**SHORT TASK**
Retype the listing that follows, word for word.

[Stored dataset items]
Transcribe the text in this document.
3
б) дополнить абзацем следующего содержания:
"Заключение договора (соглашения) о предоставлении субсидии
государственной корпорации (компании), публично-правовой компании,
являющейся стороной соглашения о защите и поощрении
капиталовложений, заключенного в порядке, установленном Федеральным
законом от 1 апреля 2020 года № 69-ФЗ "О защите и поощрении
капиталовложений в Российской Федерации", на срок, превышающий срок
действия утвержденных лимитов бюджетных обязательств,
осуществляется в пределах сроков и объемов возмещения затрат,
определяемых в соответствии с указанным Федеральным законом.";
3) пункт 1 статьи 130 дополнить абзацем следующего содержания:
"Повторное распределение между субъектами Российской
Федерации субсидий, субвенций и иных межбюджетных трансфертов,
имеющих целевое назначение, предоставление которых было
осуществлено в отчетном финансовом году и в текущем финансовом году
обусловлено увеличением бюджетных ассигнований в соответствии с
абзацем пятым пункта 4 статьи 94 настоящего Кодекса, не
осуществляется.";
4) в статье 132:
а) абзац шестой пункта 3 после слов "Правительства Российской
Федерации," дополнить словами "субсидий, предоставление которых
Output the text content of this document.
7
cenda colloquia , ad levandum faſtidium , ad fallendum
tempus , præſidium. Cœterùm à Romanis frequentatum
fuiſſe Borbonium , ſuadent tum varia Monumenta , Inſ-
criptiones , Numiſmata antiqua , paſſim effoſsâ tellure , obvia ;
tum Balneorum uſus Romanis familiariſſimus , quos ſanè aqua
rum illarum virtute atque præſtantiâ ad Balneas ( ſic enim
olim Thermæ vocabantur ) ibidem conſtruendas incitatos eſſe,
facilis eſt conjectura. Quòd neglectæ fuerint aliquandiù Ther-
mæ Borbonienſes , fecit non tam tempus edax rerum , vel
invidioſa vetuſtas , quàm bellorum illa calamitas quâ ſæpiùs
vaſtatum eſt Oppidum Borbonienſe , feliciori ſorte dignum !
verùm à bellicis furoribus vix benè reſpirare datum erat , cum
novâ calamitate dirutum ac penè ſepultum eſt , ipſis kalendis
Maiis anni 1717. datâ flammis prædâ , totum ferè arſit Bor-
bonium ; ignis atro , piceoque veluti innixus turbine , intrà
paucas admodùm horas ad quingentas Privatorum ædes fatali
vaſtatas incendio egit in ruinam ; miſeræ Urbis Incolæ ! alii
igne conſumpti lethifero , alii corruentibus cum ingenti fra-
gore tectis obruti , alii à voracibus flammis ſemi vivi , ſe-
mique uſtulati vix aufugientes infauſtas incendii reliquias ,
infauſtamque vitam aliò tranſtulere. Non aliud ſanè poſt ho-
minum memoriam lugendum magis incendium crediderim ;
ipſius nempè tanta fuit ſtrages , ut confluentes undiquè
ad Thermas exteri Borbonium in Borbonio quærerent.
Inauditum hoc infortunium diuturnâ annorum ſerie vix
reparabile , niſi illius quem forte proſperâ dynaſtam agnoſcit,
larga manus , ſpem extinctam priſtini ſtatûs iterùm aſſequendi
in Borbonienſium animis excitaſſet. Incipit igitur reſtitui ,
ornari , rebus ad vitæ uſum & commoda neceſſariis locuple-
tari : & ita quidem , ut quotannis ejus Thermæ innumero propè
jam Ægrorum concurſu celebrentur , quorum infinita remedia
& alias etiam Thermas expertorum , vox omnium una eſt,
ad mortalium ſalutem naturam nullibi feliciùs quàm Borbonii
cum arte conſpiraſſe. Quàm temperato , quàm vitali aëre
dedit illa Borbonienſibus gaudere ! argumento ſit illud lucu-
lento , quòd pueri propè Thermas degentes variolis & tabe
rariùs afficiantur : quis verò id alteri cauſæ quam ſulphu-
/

**OUTPUT FOR THIS TASK**
Transcribe the text in this document.
3
б) дополнить абзацем следующего содержания:
"Заключение договора (соглашения) о предоставлении субсидии
государственной корпорации (компании), публично-правовой компании,
являющейся стороной соглашения о защите и поощрении
капиталовложений, заключенного в порядке, установленном Федеральным
законом от 1 апреля 2020 года № 69-ФЗ "О защите и поощрении
капиталовложений в Российской Федерации", на срок, превышающий срок
действия утвержденных лимитов бюджетных обязательств,
осуществляется в пределах сроков и объемов возмещения затрат,
определяемых в соответствии с указанным Федеральным законом.";
3) пункт 1 статьи 130 дополнить абзацем следующего содержания:
"Повторное распределение между субъектами Российской
Федерации субсидий, субвенций и иных межбюджетных трансфертов,
имеющих целевое назначение, предоставление которых было
осуществлено в отчетном финансовом году и в текущем финансовом году
обусловлено увеличением бюджетных ассигнований в соответствии с
абзацем пятым пункта 4 статьи 94 настоящего Кодекса, не
осуществляется.";
4) в статье 132:
а) абзац шестой пункта 3 после слов "Правительства Российской
Федерации," дополнить словами "субсидий, предоставление которых
Output the text content of this document.
7
cenda colloquia , ad levandum faſtidium , ad fallendum
tempus , præſidium. Cœterùm à Romanis frequentatum
fuiſſe Borbonium , ſuadent tum varia Monumenta , Inſ-
criptiones , Numiſmata antiqua , paſſim effoſsâ tellure , obvia ;
tum Balneorum uſus Romanis familiariſſimus , quos ſanè aqua
rum illarum virtute atque præſtantiâ ad Balneas ( ſic enim
olim Thermæ vocabantur ) ibidem conſtruendas incitatos eſſe,
facilis eſt conjectura. Quòd neglectæ fuerint aliquandiù Ther-
mæ Borbonienſes , fecit non tam tempus edax rerum , vel
invidioſa vetuſtas , quàm bellorum illa calamitas quâ ſæpiùs
vaſtatum eſt Oppidum Borbonienſe , feliciori ſorte dignum !
verùm à bellicis furoribus vix benè reſpirare datum erat , cum
novâ calamitate dirutum ac penè ſepultum eſt , ipſis kalendis
Maiis anni 1717. datâ flammis prædâ , totum ferè arſit Bor-
bonium ; ignis atro , piceoque veluti innixus turbine , intrà
paucas admodùm horas ad quingentas Privatorum ædes fatali
vaſtatas incendio egit in ruinam ; miſeræ Urbis Incolæ ! alii
igne conſumpti lethifero , alii corruentibus cum ingenti fra-
gore tectis obruti , alii à voracibus flammis ſemi vivi , ſe-
mique uſtulati vix aufugientes infauſtas incendii reliquias ,
infauſtamque vitam aliò tranſtulere. Non aliud ſanè poſt ho-
minum memoriam lugendum magis incendium crediderim ;
ipſius nempè tanta fuit ſtrages , ut confluentes undiquè
ad Thermas exteri Borbonium in Borbonio quærerent.
Inauditum hoc infortunium diuturnâ annorum ſerie vix
reparabile , niſi illius quem forte proſperâ dynaſtam agnoſcit,
larga manus , ſpem extinctam priſtini ſtatûs iterùm aſſequendi
in Borbonienſium animis excitaſſet. Incipit igitur reſtitui ,
ornari , rebus ad vitæ uſum & commoda neceſſariis locuple-
tari : & ita quidem , ut quotannis ejus Thermæ innumero propè
jam Ægrorum concurſu celebrentur , quorum infinita remedia
& alias etiam Thermas expertorum , vox omnium una eſt,
ad mortalium ſalutem naturam nullibi feliciùs quàm Borbonii
cum arte conſpiraſſe. Quàm temperato , quàm vitali aëre
dedit illa Borbonienſibus gaudere ! argumento ſit illud lucu-
lento , quòd pueri propè Thermas degentes variolis & tabe
rariùs afficiantur : quis verò id alteri cauſæ quam ſulphu-
/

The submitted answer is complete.